* [SUPPLIED RECORDS]
§

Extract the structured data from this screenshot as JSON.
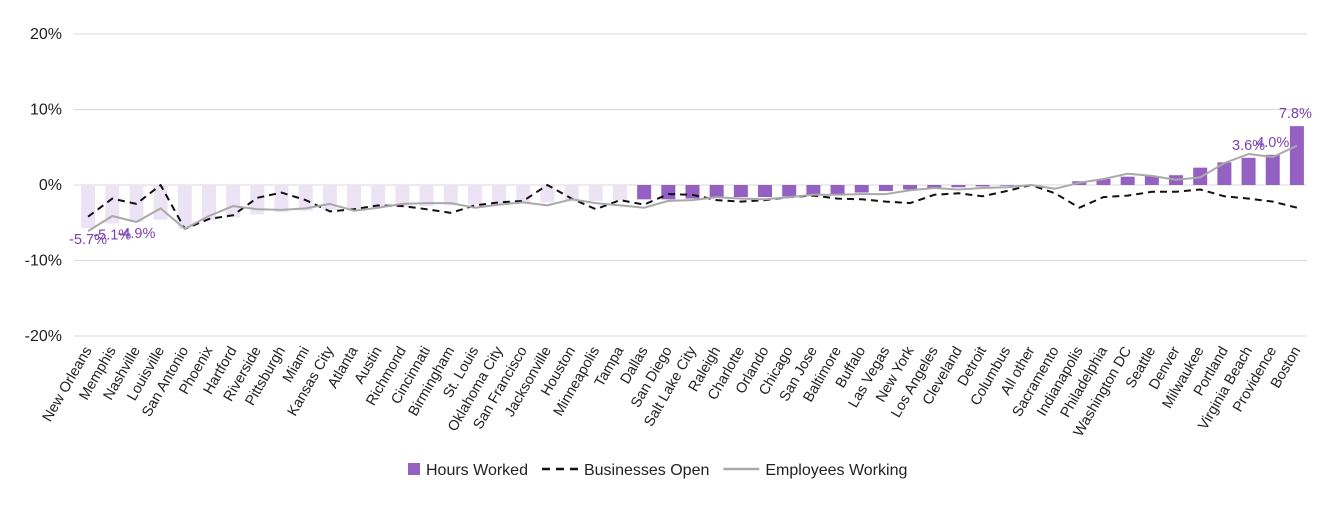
{
  "chart_data": {
    "type": "bar",
    "categories": [
      "New Orleans",
      "Memphis",
      "Nashville",
      "Louisville",
      "San Antonio",
      "Phoenix",
      "Hartford",
      "Riverside",
      "Pittsburgh",
      "Miami",
      "Kansas City",
      "Atlanta",
      "Austin",
      "Richmond",
      "Cincinnati",
      "Birmingham",
      "St. Louis",
      "Oklahoma City",
      "San Francisco",
      "Jacksonville",
      "Houston",
      "Minneapolis",
      "Tampa",
      "Dallas",
      "San Diego",
      "Salt Lake City",
      "Raleigh",
      "Charlotte",
      "Orlando",
      "Chicago",
      "San Jose",
      "Baltimore",
      "Buffalo",
      "Las Vegas",
      "New York",
      "Los Angeles",
      "Cleveland",
      "Detroit",
      "Columbus",
      "All other",
      "Sacramento",
      "Indianapolis",
      "Philadelphia",
      "Washington DC",
      "Seattle",
      "Denver",
      "Milwaukee",
      "Portland",
      "Virginia Beach",
      "Providence",
      "Boston"
    ],
    "series": [
      {
        "name": "Hours Worked",
        "type": "bar",
        "color": "#9461c3",
        "faded_color": "#ece3f4",
        "values": [
          -5.7,
          -5.1,
          -4.9,
          -4.6,
          -5.8,
          -4.7,
          -4.3,
          -3.9,
          -3.6,
          -3.4,
          -3.3,
          -3.2,
          -3.0,
          -2.9,
          -2.8,
          -2.7,
          -2.6,
          -2.5,
          -2.4,
          -2.3,
          -2.2,
          -2.1,
          -2.0,
          -1.9,
          -1.9,
          -1.8,
          -1.7,
          -1.6,
          -1.6,
          -1.5,
          -1.4,
          -1.2,
          -1.0,
          -0.8,
          -0.6,
          -0.4,
          -0.3,
          -0.2,
          -0.1,
          -0.1,
          0.0,
          0.5,
          0.8,
          1.1,
          1.2,
          1.3,
          2.3,
          3.0,
          3.6,
          4.0,
          7.8
        ]
      },
      {
        "name": "Businesses Open",
        "type": "line",
        "dash": true,
        "color": "#111111",
        "values": [
          -4.2,
          -1.8,
          -2.5,
          0.0,
          -5.8,
          -4.5,
          -4.0,
          -1.7,
          -1.0,
          -2.0,
          -3.5,
          -3.2,
          -2.7,
          -2.8,
          -3.2,
          -3.7,
          -2.7,
          -2.3,
          -2.1,
          0.0,
          -1.8,
          -3.2,
          -2.0,
          -2.6,
          -1.2,
          -1.3,
          -2.0,
          -2.2,
          -2.0,
          -1.6,
          -1.4,
          -1.8,
          -1.9,
          -2.2,
          -2.4,
          -1.3,
          -1.1,
          -1.5,
          -0.8,
          0.0,
          -1.1,
          -3.0,
          -1.6,
          -1.4,
          -0.9,
          -0.9,
          -0.6,
          -1.5,
          -1.8,
          -2.2,
          -3.0
        ]
      },
      {
        "name": "Employees Working",
        "type": "line",
        "dash": false,
        "color": "#a9a9a9",
        "values": [
          -6.1,
          -4.1,
          -4.9,
          -3.1,
          -5.8,
          -4.1,
          -2.8,
          -3.2,
          -3.3,
          -3.1,
          -2.5,
          -3.4,
          -3.0,
          -2.5,
          -2.4,
          -2.4,
          -3.0,
          -2.6,
          -2.3,
          -2.7,
          -1.9,
          -2.4,
          -2.7,
          -3.0,
          -2.1,
          -2.0,
          -1.6,
          -1.8,
          -1.9,
          -1.6,
          -1.3,
          -1.3,
          -1.2,
          -1.2,
          -0.7,
          -0.4,
          -0.6,
          -0.4,
          -0.3,
          0.0,
          -0.5,
          0.3,
          0.8,
          1.5,
          1.2,
          0.7,
          1.0,
          2.9,
          4.1,
          3.7,
          5.2
        ]
      }
    ],
    "data_labels": [
      {
        "index": 0,
        "text": "-5.7%"
      },
      {
        "index": 1,
        "text": "-5.1%"
      },
      {
        "index": 2,
        "text": "-4.9%"
      },
      {
        "index": 48,
        "text": "3.6%"
      },
      {
        "index": 49,
        "text": "4.0%"
      },
      {
        "index": 50,
        "text": "7.8%"
      }
    ],
    "highlight_from_index": 23,
    "ylim": [
      -20,
      20
    ],
    "yticks": [
      -20,
      -10,
      0,
      10,
      20
    ],
    "ytick_labels": [
      "-20%",
      "-10%",
      "0%",
      "10%",
      "20%"
    ],
    "grid": true,
    "legend_position": "bottom",
    "title": "",
    "xlabel": "",
    "ylabel": ""
  }
}
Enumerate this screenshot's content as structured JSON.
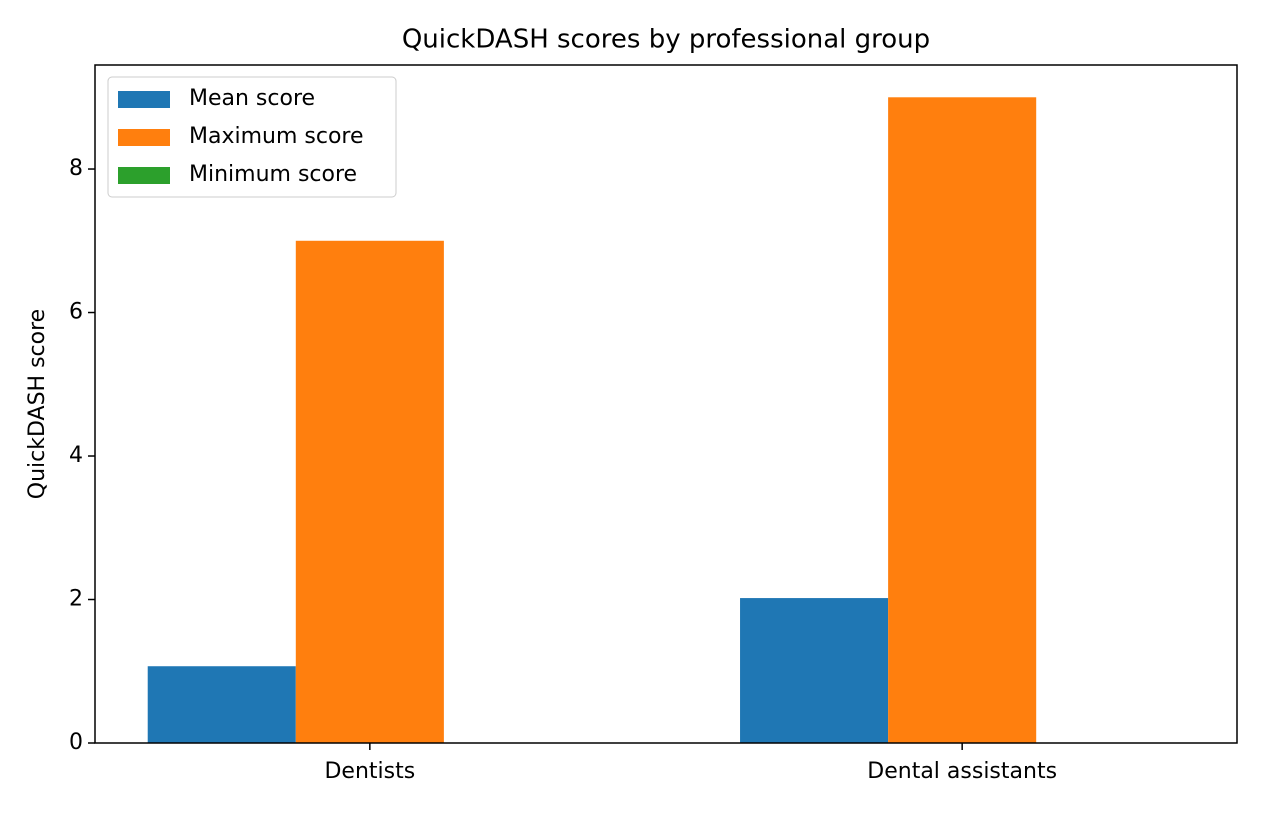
{
  "chart_data": {
    "type": "bar",
    "title": "QuickDASH scores by professional group",
    "y_label": "QuickDASH score",
    "categories": [
      "Dentists",
      "Dental assistants"
    ],
    "series": [
      {
        "name": "Mean score",
        "color": "#1f77b4",
        "values": [
          1.07,
          2.02
        ]
      },
      {
        "name": "Maximum score",
        "color": "#ff7f0e",
        "values": [
          7,
          9
        ]
      },
      {
        "name": "Minimum score",
        "color": "#2ca02c",
        "values": [
          0,
          0
        ]
      }
    ],
    "ylim": [
      0,
      9.45
    ],
    "yticks": [
      0,
      2,
      4,
      6,
      8
    ],
    "grid": false,
    "legend": "upper-left"
  }
}
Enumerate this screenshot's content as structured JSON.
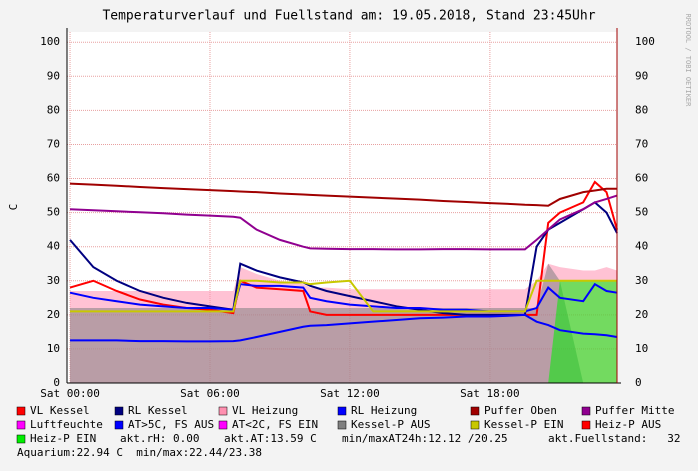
{
  "chart_data": {
    "type": "line",
    "title": "Temperaturverlauf und Fuellstand am: 19.05.2018, Stand 23:45Uhr",
    "watermark": "RRDTOOL / TOBI OETIKER",
    "y_label": "C",
    "x": [
      0,
      1,
      2,
      3,
      4,
      5,
      6,
      7,
      7.3,
      8,
      9,
      10,
      10.3,
      11,
      12,
      13,
      14,
      15,
      16,
      17,
      18,
      19,
      19.5,
      20,
      20.5,
      21,
      22,
      22.5,
      23,
      23.45
    ],
    "xlim": [
      -0.13,
      23.45
    ],
    "xticks": [
      {
        "value": 0,
        "label": "Sat 00:00"
      },
      {
        "value": 6,
        "label": "Sat 06:00"
      },
      {
        "value": 12,
        "label": "Sat 12:00"
      },
      {
        "value": 18,
        "label": "Sat 18:00"
      }
    ],
    "ylim": [
      0,
      103
    ],
    "yticks": [
      0,
      10,
      20,
      30,
      40,
      50,
      60,
      70,
      80,
      90,
      100
    ],
    "grid": true,
    "series": [
      {
        "name": "VL Kessel",
        "color": "#ff0000",
        "values": [
          28,
          30,
          27,
          24.5,
          23,
          22,
          21.5,
          20.5,
          30,
          28,
          27.5,
          27,
          21,
          20,
          20,
          20,
          20,
          20,
          20,
          20,
          20,
          20,
          20,
          20,
          47,
          50,
          53,
          59,
          56,
          45
        ]
      },
      {
        "name": "RL Kessel",
        "color": "#000080",
        "values": [
          42,
          34,
          30,
          27,
          25,
          23.5,
          22.5,
          21.5,
          35,
          33,
          31,
          29.5,
          28.5,
          27,
          25.5,
          24,
          22.5,
          21.5,
          20.5,
          20,
          20,
          20,
          20,
          40,
          45,
          47,
          51,
          53,
          50,
          44
        ]
      },
      {
        "name": "VL Heizung",
        "color": "#ff90b0",
        "fill": true,
        "values": [
          27,
          27,
          27,
          27,
          27,
          27,
          27,
          27,
          34,
          32,
          30,
          29,
          28,
          28,
          27.5,
          27.5,
          27.5,
          27.5,
          27.5,
          27.5,
          27.5,
          27.5,
          27.5,
          30,
          35,
          34,
          33,
          33,
          34,
          33
        ]
      },
      {
        "name": "RL Heizung",
        "color": "#0000ff",
        "values": [
          26.5,
          25,
          24,
          23,
          22.5,
          22,
          22,
          21.5,
          29,
          28.5,
          28.5,
          28,
          25,
          24,
          23,
          22.5,
          22,
          22,
          21.5,
          21.5,
          21,
          21,
          21,
          22,
          28,
          25,
          24,
          29,
          27,
          26.5
        ]
      },
      {
        "name": "Puffer Oben",
        "color": "#a00000",
        "values": [
          58.5,
          58.2,
          57.9,
          57.5,
          57.2,
          56.9,
          56.6,
          56.3,
          56.2,
          56.0,
          55.6,
          55.3,
          55.2,
          55.0,
          54.7,
          54.4,
          54.1,
          53.8,
          53.4,
          53.1,
          52.8,
          52.5,
          52.3,
          52.2,
          52.0,
          54,
          56,
          56.5,
          57,
          57
        ]
      },
      {
        "name": "Puffer Mitte",
        "color": "#900090",
        "values": [
          51,
          50.7,
          50.4,
          50.1,
          49.8,
          49.4,
          49.1,
          48.8,
          48.5,
          45,
          42,
          40,
          39.5,
          39.4,
          39.3,
          39.3,
          39.2,
          39.2,
          39.3,
          39.3,
          39.2,
          39.2,
          39.2,
          42,
          45,
          48,
          51,
          53,
          54,
          55
        ]
      },
      {
        "name": "Luftfeuchte",
        "color": "#ff00ff"
      },
      {
        "name": "AT>5C, FS AUS",
        "color": "#0000ff",
        "values": [
          12.5,
          12.5,
          12.5,
          12.3,
          12.3,
          12.2,
          12.2,
          12.3,
          12.5,
          13.5,
          15,
          16.5,
          16.8,
          17,
          17.5,
          18,
          18.5,
          19,
          19.2,
          19.5,
          19.5,
          19.8,
          20,
          18,
          17,
          15.5,
          14.5,
          14.3,
          14,
          13.5
        ]
      },
      {
        "name": "AT<2C, FS EIN",
        "color": "#ff00ff"
      },
      {
        "name": "Kessel-P AUS",
        "color": "#808080",
        "fill": true,
        "values": [
          22,
          22,
          22,
          22,
          22,
          22,
          22,
          22,
          22,
          22,
          22,
          22,
          22,
          22,
          22,
          22,
          22,
          22,
          22,
          22,
          22,
          22,
          22,
          22,
          35,
          30,
          0,
          0,
          0,
          0
        ]
      },
      {
        "name": "Kessel-P EIN",
        "color": "#c8c800",
        "values": [
          21,
          21,
          21,
          21,
          21,
          21,
          21,
          21,
          30,
          30,
          29.5,
          29.5,
          29,
          29.5,
          30,
          21,
          21,
          21,
          21,
          21,
          21,
          21,
          21,
          30,
          30,
          30,
          30,
          30,
          30,
          30
        ]
      },
      {
        "name": "Heiz-P AUS",
        "color": "#ff0000"
      },
      {
        "name": "Heiz-P EIN",
        "color": "#00ee00",
        "fill": true,
        "values": [
          0,
          0,
          0,
          0,
          0,
          0,
          0,
          0,
          0,
          0,
          0,
          0,
          0,
          0,
          0,
          0,
          0,
          0,
          0,
          0,
          0,
          0,
          0,
          0,
          0,
          30,
          30,
          30,
          30,
          30
        ]
      }
    ],
    "info": [
      "akt.rH: 0.00",
      "akt.AT:13.59 C",
      "min/maxAT24h:12.12 /20.25",
      "akt.Fuellstand:   32"
    ],
    "footer": "Aquarium:22.94 C  min/max:22.44/23.38"
  }
}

§

Count the lines that hold the string "title", and reply with that number alone.

3